Gather all lines in the entries below that include the word "FRANCE".

>> Start EXCERPTED RECORDS

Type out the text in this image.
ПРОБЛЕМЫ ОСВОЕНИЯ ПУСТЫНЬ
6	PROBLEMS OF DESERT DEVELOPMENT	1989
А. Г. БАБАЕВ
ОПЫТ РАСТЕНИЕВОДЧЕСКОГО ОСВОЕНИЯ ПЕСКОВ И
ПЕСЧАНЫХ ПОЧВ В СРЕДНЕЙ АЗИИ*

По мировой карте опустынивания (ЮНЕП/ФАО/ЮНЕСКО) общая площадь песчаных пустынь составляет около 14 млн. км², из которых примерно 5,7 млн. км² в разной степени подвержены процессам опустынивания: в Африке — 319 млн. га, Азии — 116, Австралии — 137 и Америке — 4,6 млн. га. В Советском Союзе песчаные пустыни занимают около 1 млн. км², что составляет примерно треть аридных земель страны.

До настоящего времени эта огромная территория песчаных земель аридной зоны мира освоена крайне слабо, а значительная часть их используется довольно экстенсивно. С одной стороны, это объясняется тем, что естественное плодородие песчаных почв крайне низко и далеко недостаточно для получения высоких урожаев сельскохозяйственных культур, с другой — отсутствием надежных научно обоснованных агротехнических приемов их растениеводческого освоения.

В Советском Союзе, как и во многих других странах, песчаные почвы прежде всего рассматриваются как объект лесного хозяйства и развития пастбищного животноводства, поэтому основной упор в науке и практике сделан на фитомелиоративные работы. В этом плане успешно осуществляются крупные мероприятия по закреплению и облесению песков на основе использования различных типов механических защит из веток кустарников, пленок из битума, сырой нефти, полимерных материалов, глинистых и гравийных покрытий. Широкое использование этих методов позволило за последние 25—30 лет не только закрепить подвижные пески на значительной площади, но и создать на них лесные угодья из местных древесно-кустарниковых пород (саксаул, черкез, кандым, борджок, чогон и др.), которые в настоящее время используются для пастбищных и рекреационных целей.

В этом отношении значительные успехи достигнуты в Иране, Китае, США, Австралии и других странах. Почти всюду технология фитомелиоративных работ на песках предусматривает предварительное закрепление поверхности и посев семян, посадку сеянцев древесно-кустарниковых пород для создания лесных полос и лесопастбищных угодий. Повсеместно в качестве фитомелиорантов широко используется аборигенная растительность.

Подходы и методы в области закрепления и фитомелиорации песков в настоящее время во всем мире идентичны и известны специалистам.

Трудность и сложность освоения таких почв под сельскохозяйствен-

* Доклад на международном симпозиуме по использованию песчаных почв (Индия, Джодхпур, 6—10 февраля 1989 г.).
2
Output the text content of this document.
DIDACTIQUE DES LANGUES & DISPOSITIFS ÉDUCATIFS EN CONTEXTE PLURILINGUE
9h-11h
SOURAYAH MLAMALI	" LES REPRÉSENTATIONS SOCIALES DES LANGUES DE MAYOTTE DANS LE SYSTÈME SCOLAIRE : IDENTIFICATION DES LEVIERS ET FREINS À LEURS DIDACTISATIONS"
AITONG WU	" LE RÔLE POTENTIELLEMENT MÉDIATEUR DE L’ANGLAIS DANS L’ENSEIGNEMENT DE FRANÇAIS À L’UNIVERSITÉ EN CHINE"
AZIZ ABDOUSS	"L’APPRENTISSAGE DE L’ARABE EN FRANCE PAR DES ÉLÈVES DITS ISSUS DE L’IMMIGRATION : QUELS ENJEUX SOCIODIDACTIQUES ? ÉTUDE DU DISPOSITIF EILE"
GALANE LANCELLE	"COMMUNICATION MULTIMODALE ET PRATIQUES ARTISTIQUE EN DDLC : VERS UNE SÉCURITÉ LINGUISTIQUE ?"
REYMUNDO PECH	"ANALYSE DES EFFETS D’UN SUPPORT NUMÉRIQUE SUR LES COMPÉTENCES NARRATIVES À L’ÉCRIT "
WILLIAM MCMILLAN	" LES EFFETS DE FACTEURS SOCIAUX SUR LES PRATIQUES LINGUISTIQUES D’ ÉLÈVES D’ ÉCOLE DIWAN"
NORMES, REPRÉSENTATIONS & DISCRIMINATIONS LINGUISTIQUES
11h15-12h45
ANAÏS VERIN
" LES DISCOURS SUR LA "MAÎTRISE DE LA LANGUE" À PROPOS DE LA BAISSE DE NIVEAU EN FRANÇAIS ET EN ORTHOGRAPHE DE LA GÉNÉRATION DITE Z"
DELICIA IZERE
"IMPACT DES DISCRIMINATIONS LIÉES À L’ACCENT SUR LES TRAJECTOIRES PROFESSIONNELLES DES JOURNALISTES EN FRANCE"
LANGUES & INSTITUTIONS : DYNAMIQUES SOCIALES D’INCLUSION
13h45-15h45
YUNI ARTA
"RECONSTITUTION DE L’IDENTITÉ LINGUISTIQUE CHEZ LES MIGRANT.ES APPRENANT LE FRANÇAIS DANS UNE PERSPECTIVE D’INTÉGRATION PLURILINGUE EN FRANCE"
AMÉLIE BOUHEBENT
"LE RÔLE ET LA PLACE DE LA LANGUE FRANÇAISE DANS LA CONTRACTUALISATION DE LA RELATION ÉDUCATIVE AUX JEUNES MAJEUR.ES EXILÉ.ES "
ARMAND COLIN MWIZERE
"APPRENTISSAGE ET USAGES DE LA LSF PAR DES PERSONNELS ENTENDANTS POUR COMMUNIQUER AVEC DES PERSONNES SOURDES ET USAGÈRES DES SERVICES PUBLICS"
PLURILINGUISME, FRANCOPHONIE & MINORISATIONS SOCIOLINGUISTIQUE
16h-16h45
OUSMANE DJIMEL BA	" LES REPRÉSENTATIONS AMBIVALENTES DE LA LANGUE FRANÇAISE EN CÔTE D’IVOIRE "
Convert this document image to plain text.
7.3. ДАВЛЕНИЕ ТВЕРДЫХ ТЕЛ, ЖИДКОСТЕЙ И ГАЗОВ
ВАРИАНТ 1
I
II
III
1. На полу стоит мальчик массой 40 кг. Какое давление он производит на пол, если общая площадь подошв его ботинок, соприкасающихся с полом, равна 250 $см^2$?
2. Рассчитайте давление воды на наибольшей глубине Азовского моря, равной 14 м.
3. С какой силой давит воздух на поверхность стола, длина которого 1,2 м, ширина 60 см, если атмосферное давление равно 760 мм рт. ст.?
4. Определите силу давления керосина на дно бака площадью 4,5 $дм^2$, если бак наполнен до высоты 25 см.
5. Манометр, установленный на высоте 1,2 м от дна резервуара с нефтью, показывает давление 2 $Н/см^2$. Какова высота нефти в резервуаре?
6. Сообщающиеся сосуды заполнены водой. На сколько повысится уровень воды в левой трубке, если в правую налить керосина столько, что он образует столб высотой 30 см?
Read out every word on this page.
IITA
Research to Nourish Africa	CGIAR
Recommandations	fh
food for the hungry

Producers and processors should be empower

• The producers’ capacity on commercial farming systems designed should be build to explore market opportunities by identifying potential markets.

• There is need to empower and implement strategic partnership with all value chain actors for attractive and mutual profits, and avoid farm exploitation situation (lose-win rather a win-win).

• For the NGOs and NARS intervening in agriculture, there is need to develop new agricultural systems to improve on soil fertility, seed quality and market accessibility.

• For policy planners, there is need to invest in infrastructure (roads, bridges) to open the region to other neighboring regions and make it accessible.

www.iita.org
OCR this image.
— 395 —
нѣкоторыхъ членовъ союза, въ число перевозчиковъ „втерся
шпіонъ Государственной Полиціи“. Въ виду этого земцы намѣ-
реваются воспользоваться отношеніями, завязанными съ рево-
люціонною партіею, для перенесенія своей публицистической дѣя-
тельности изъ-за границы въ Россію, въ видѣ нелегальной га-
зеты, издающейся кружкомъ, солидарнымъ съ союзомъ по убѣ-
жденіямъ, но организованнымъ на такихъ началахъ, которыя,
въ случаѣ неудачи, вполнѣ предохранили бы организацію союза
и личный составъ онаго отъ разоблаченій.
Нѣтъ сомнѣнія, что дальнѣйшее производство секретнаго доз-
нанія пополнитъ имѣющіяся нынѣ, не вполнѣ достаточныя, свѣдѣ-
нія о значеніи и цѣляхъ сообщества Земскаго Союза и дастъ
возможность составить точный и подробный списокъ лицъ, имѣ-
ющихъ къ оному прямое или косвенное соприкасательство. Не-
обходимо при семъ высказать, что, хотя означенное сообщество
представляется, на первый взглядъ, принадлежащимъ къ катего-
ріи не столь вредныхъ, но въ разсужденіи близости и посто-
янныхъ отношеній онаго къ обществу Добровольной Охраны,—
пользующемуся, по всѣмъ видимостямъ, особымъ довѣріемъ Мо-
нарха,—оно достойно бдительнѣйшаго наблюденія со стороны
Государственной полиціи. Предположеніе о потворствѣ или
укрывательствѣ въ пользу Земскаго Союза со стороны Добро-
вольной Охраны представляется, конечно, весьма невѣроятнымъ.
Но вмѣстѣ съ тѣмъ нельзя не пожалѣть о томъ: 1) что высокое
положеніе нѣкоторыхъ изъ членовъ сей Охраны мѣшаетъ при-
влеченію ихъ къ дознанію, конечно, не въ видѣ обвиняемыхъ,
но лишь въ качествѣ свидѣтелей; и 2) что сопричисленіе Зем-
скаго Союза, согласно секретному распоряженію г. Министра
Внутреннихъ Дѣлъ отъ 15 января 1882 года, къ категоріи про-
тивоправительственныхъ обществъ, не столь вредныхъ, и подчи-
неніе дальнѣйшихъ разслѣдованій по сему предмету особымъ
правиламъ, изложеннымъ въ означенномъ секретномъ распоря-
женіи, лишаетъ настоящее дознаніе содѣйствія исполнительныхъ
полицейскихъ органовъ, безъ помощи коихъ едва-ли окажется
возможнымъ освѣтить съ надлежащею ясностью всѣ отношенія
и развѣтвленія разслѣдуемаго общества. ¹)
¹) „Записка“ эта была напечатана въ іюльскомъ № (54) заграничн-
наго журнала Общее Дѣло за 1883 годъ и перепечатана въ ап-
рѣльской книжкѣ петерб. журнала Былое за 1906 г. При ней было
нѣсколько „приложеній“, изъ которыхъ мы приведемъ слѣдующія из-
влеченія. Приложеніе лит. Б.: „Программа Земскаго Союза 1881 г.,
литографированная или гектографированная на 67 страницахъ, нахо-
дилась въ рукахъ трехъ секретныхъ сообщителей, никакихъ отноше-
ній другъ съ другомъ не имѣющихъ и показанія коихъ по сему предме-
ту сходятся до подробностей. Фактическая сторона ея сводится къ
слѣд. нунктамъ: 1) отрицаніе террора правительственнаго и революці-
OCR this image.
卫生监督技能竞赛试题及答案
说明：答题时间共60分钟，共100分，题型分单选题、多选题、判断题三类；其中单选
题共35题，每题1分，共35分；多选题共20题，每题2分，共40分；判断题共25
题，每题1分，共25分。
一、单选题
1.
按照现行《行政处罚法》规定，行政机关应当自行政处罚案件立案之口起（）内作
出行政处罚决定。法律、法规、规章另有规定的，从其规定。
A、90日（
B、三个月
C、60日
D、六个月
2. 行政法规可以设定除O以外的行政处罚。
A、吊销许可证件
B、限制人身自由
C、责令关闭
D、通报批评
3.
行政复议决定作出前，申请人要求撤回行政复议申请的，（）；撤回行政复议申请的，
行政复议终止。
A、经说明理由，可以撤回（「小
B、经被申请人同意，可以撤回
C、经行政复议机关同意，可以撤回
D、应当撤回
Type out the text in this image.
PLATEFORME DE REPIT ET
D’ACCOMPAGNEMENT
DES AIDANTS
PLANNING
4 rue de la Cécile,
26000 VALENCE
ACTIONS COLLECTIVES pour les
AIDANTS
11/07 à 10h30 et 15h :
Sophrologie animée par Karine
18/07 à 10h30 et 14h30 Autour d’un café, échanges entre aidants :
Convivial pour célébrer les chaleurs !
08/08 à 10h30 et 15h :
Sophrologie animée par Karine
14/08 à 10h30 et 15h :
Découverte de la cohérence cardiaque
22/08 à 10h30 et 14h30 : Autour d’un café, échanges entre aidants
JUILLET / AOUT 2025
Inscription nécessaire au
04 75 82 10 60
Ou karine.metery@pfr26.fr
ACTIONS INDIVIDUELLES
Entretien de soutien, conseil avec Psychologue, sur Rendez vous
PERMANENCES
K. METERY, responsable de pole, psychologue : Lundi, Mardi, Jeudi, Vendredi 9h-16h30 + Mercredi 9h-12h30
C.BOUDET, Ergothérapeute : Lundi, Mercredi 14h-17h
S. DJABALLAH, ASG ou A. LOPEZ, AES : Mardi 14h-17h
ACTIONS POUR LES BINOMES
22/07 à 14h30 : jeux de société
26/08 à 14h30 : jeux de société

>> End EXCERPTED RECORDS

■ **COMPLETE OUTPUT**
AZIZ ABDOUSS	"L’APPRENTISSAGE DE L’ARABE EN FRANCE PAR DES ÉLÈVES DITS ISSUS DE L’IMMIGRATION : QUELS ENJEUX SOCIODIDACTIQUES ? ÉTUDE DU DISPOSITIF EILE"
"IMPACT DES DISCRIMINATIONS LIÉES À L’ACCENT SUR LES TRAJECTOIRES PROFESSIONNELLES DES JOURNALISTES EN FRANCE"
"RECONSTITUTION DE L’IDENTITÉ LINGUISTIQUE CHEZ LES MIGRANT.ES APPRENANT LE FRANÇAIS DANS UNE PERSPECTIVE D’INTÉGRATION PLURILINGUE EN FRANCE"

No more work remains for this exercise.